*GIVEN PROBLEM 1:* List every person the passage on Israeli-Palestinian negotiations mentions by name.
*GIVEN PROBLEM 2:* Print word for word the part of the passage on Israeli-Palestinian negotiations starting with "Negotiations with Israel" and going on through "PA to collapse.".

*EXTRACT:*
Begin
Negotiations with Israel over the past twenty two years have not only failed, they have been catastrophic. They have allowed Israel to expand settlements and to increase the number of settlers to over 600,000 in East Jerusalem and the West Bank. PLO Executive Secretary and the Palestinian Authority’s chief negotiator Saeb Erekat admitted this in interview with Aljazeera in October 2015. He confirmed that he had given up on negotiations with Netanyahu, calling them “a waste of time”. He predicted that a decision about disbanding the PA would be made by the end of 2015. This contrasts Abbas’ promise in his recent speech not to allow the PA to collapse.

An attempt by Chief Palestinian negotiator Saeb Erekat to restart talks was flatly rejected by his Israeli counterpart Silvan Shalom, following meetings in Amman and Cairo in July and August last year. Erekat told an IPSI dialogue audience that he warned Shalom that there would be a “sea of blood” if the current impasse continued but his warning fell on deaf ears. In November 2015, US President Barack Obama concluded: “Right now, barring a major shift, the parties are not going to be in the position to negotiate a final status agreement.” With the US effectively declaring an end to its engagement, at least until the end of Obama’s reign and with most US Presidential candidates declaring that they side with Israel, the status quo, which everyone claims to be unsustainable, is set to continue for years.
End
*SOURCE DATA:*
Begin
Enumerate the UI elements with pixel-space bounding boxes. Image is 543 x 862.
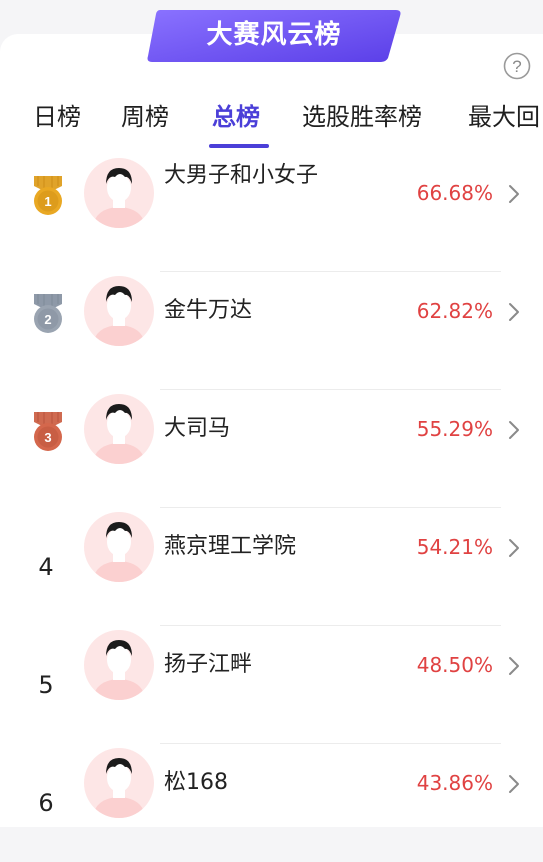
End
*FULL OUTPUT 1:*
Saeb Erekat
Netanyahu
Abbas
Silvan Shalom
Barack Obama

*FULL OUTPUT 2:*
Negotiations with Israel over the past twenty two years have not only failed, they have been catastrophic. They have allowed Israel to expand settlements and to increase the number of settlers to over 600,000 in East Jerusalem and the West Bank. PLO Executive Secretary and the Palestinian Authority’s chief negotiator Saeb Erekat admitted this in interview with Aljazeera in October 2015. He confirmed that he had given up on negotiations with Netanyahu, calling them “a waste of time”. He predicted that a decision about disbanding the PA would be made by the end of 2015. This contrasts Abbas’ promise in his recent speech not to allow the PA to collapse.